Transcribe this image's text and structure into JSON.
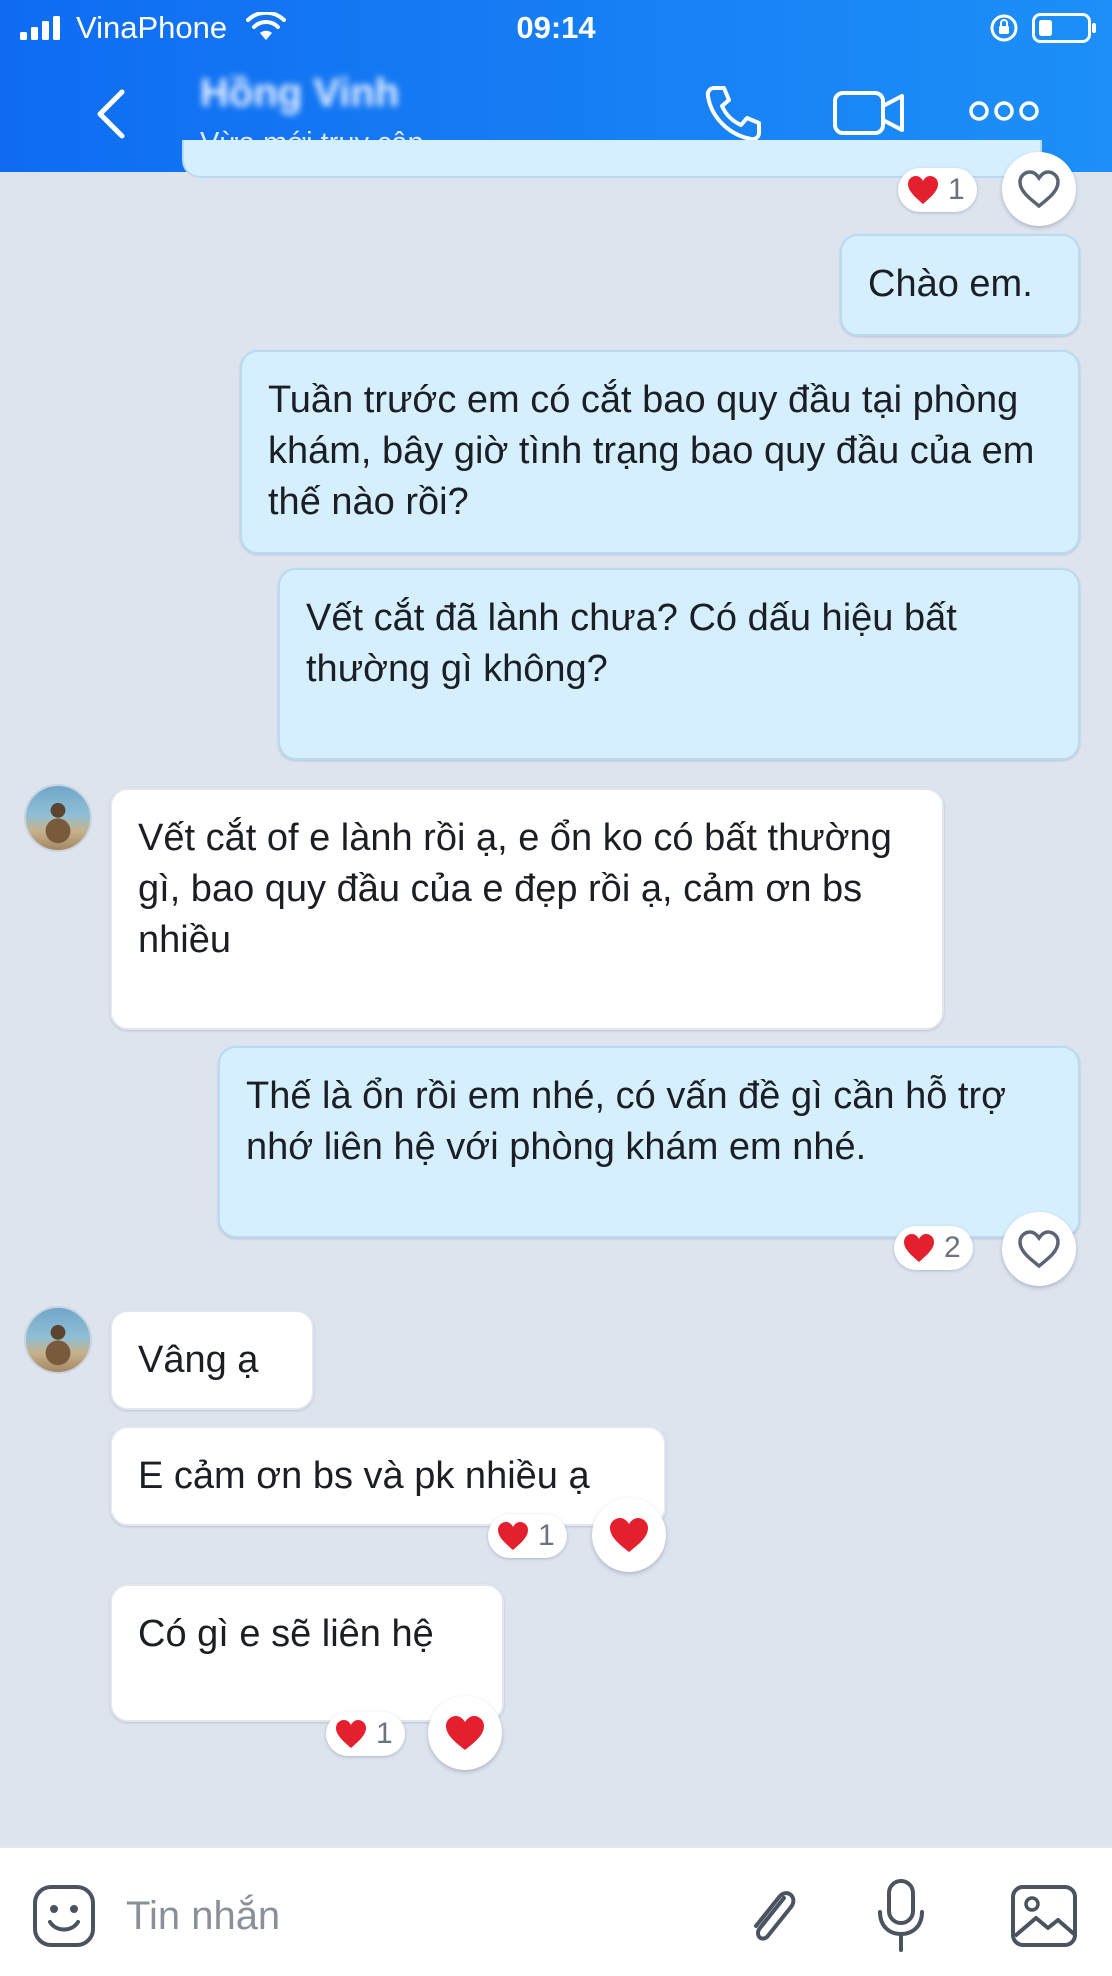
{
  "status_bar": {
    "carrier": "VinaPhone",
    "time": "09:14"
  },
  "header": {
    "contact_name": "Hồng Vinh",
    "contact_status": "Vừa mới truy cập",
    "icons": [
      "back-icon",
      "phone-icon",
      "video-icon",
      "more-icon"
    ]
  },
  "messages": [
    {
      "side": "out",
      "text": "Chào em."
    },
    {
      "side": "out",
      "text": "Tuần trước em có cắt bao quy đầu tại phòng khám, bây giờ tình trạng bao quy đầu của em thế nào rồi?"
    },
    {
      "side": "out",
      "text": "Vết cắt đã lành chưa? Có dấu hiệu bất thường gì không?"
    },
    {
      "side": "in",
      "text": "Vết cắt of e lành rồi ạ,  e ổn ko có bất thường gì,  bao quy đầu của e đẹp rồi ạ, cảm ơn bs nhiều"
    },
    {
      "side": "out",
      "text": "Thế là ổn rồi em nhé, có vấn đề gì cần hỗ trợ nhớ liên hệ với phòng khám em nhé."
    },
    {
      "side": "in",
      "text": "Vâng ạ"
    },
    {
      "side": "in",
      "text": "E cảm ơn bs và pk nhiều ạ"
    },
    {
      "side": "in",
      "text": "Có gì e sẽ liên hệ"
    }
  ],
  "reactions": {
    "prev_count": "1",
    "msg5_count": "2",
    "msg7_count": "1",
    "msg8_count": "1"
  },
  "composer": {
    "placeholder": "Tin nhắn"
  },
  "colors": {
    "header": "#1a82f5",
    "outgoing_bubble": "#d6efff",
    "incoming_bubble": "#ffffff",
    "background": "#dde4ee",
    "heart": "#e5202e"
  }
}
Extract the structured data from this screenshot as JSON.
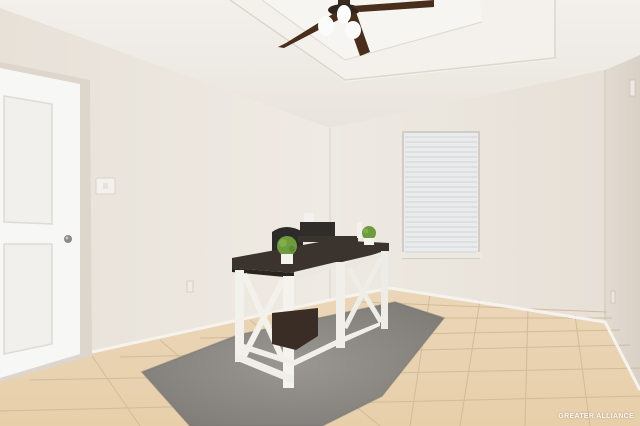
{
  "scene": {
    "description_elements": [
      "room",
      "door",
      "desk",
      "chair",
      "rug",
      "window",
      "ceiling-fan",
      "tile-floor"
    ],
    "colors": {
      "wall": "#ebe6df",
      "wall_shadow": "#ddd6cc",
      "ceiling": "#f1eeea",
      "floor": "#e9d2b0",
      "grout": "#d6bf9c",
      "door": "#f7f7f5",
      "desk_top": "#3b332d",
      "desk_frame": "#f3f1ec",
      "rug": "#8f8c88",
      "fan_blade": "#4a2e1c",
      "plant": "#6e9b3c"
    }
  },
  "watermark": {
    "text": "GREATER ALLIANCE"
  }
}
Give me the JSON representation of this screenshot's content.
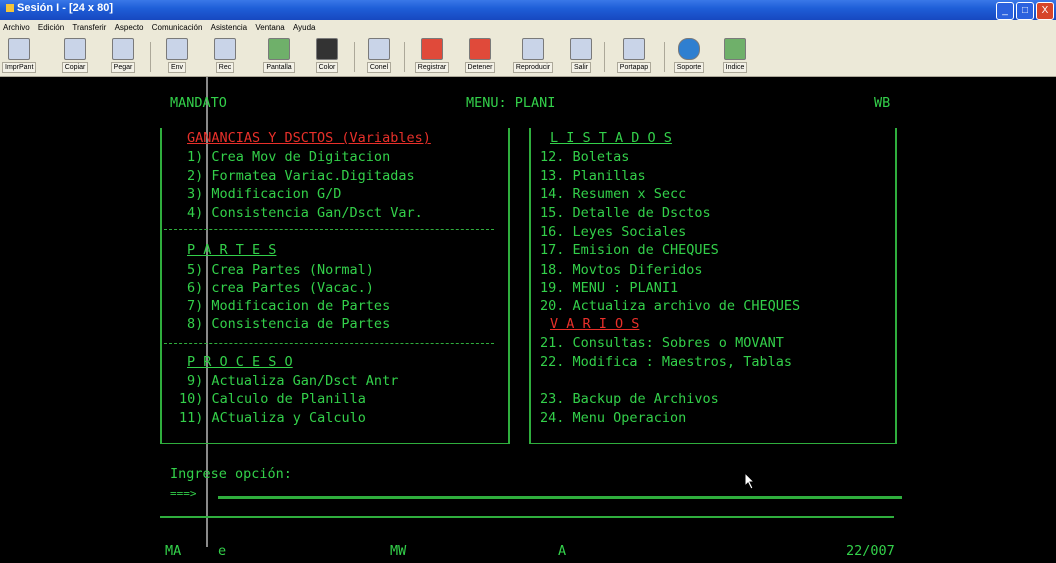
{
  "window": {
    "title": "Sesión I - [24 x 80]",
    "buttons": [
      "_",
      "□",
      "X"
    ]
  },
  "menubar": [
    "Archivo",
    "Edición",
    "Transferir",
    "Aspecto",
    "Comunicación",
    "Asistencia",
    "Ventana",
    "Ayuda"
  ],
  "toolbar": [
    {
      "label": "ImprPant",
      "icon": "printer-icon"
    },
    {
      "label": "Copiar",
      "icon": "copy-icon"
    },
    {
      "label": "Pegar",
      "icon": "paste-icon"
    },
    {
      "label": "Env",
      "icon": "send-icon"
    },
    {
      "label": "Rec",
      "icon": "receive-icon"
    },
    {
      "label": "Pantalla",
      "icon": "screen-icon"
    },
    {
      "label": "Color",
      "icon": "color-icon"
    },
    {
      "label": "Conel",
      "icon": "connect-icon"
    },
    {
      "label": "Registrar",
      "icon": "record-icon"
    },
    {
      "label": "Detener",
      "icon": "stop-icon"
    },
    {
      "label": "Reproducir",
      "icon": "play-icon"
    },
    {
      "label": "Salir",
      "icon": "exit-icon"
    },
    {
      "label": "Portapap",
      "icon": "clipboard-icon"
    },
    {
      "label": "Soporte",
      "icon": "globe-icon"
    },
    {
      "label": "Indice",
      "icon": "index-icon"
    }
  ],
  "terminal": {
    "header": {
      "left": "MANDATO",
      "center": "MENU: PLANI",
      "right": "WB"
    },
    "left": {
      "ganancias_title": "GANANCIAS Y DSCTOS (Variables)",
      "ganancias_items": [
        "1) Crea Mov de Digitacion",
        "2) Formatea Variac.Digitadas",
        "3) Modificacion G/D",
        "4) Consistencia Gan/Dsct Var."
      ],
      "partes_title": "P A R T E S",
      "partes_items": [
        "5) Crea Partes (Normal)",
        "6) crea Partes (Vacac.)",
        "7) Modificacion de Partes",
        "8) Consistencia de Partes"
      ],
      "proceso_title": "P R O C E S O",
      "proceso_items": [
        "9) Actualiza Gan/Dsct Antr",
        "10) Calculo de Planilla",
        "11) ACtualiza y Calculo"
      ]
    },
    "right": {
      "listados_title": "L I S T A D O S",
      "listados_items": [
        "12. Boletas",
        "13. Planillas",
        "14. Resumen x Secc",
        "15. Detalle de Dsctos",
        "16. Leyes Sociales",
        "17. Emision de CHEQUES",
        "18. Movtos Diferidos",
        "19. MENU : PLANI1",
        "20. Actualiza archivo de CHEQUES"
      ],
      "varios_title": "V A R I O S",
      "varios_items": [
        "21. Consultas: Sobres o MOVANT",
        "22. Modifica : Maestros, Tablas"
      ],
      "extra_items": [
        "23. Backup de Archivos",
        "24. Menu Operacion"
      ]
    },
    "prompt": {
      "label": "Ingrese opción:",
      "arrow": "===>"
    },
    "status": {
      "s1": "MA",
      "s2": "e",
      "s3": "MW",
      "s4": "A",
      "pos": "22/007"
    }
  }
}
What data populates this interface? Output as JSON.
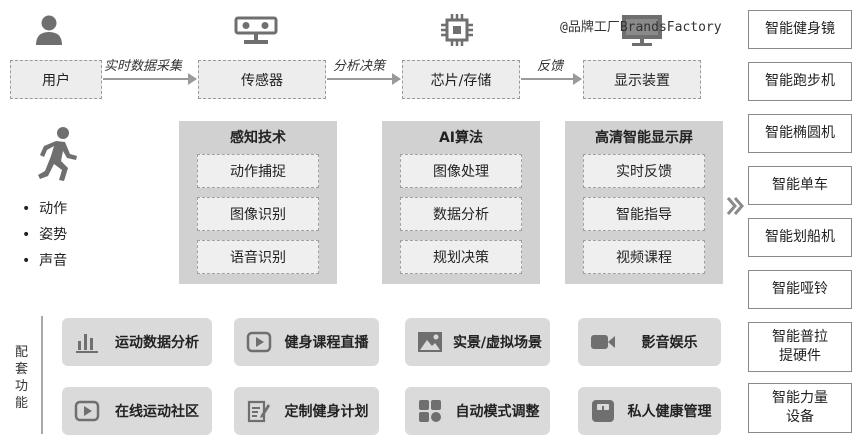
{
  "flow": {
    "nodes": [
      "用户",
      "传感器",
      "芯片/存储",
      "显示装置"
    ],
    "edges": [
      "实时数据采集",
      "分析决策",
      "反馈"
    ]
  },
  "watermark": "@品牌工厂BrandsFactory",
  "actions": [
    "动作",
    "姿势",
    "声音"
  ],
  "panels": [
    {
      "title": "感知技术",
      "items": [
        "动作捕捉",
        "图像识别",
        "语音识别"
      ]
    },
    {
      "title": "AI算法",
      "items": [
        "图像处理",
        "数据分析",
        "规划决策"
      ]
    },
    {
      "title": "高清智能显示屏",
      "items": [
        "实时反馈",
        "智能指导",
        "视频课程"
      ]
    }
  ],
  "devices": [
    "智能健身镜",
    "智能跑步机",
    "智能椭圆机",
    "智能单车",
    "智能划船机",
    "智能哑铃",
    "智能普拉提硬件",
    "智能力量设备"
  ],
  "support": {
    "label": "配套功能",
    "row1": [
      "运动数据分析",
      "健身课程直播",
      "实景/虚拟场景",
      "影音娱乐"
    ],
    "row2": [
      "在线运动社区",
      "定制健身计划",
      "自动模式调整",
      "私人健康管理"
    ]
  },
  "icons": {
    "user": "user-icon",
    "sensor": "camera-sensor-icon",
    "chip": "chip-icon",
    "display": "monitor-icon",
    "runner": "running-person-icon",
    "expand": "double-chevron-right-icon",
    "row1": [
      "bar-chart-icon",
      "play-button-icon",
      "image-icon",
      "video-camera-icon"
    ],
    "row2": [
      "play-button-icon",
      "edit-document-icon",
      "grid-apps-icon",
      "scale-icon"
    ]
  },
  "colors": {
    "icon": "#6f6f6f",
    "panel": "#d1d1d1",
    "box": "#ededed",
    "button": "#dadada",
    "border": "#9a9a9a"
  }
}
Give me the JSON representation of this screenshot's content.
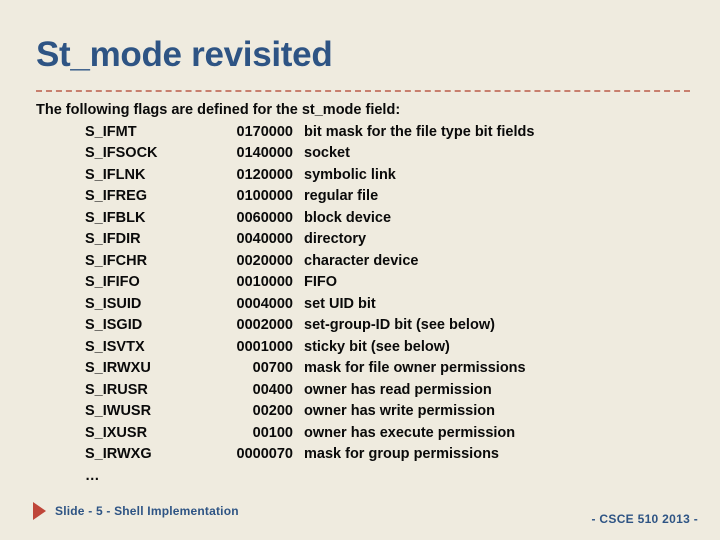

» **STATED TASK**
Tally the lines of the listing in which the word "JSON" occurs, and state the total alone.

» **ANSWER TO THIS EXERCISE**
5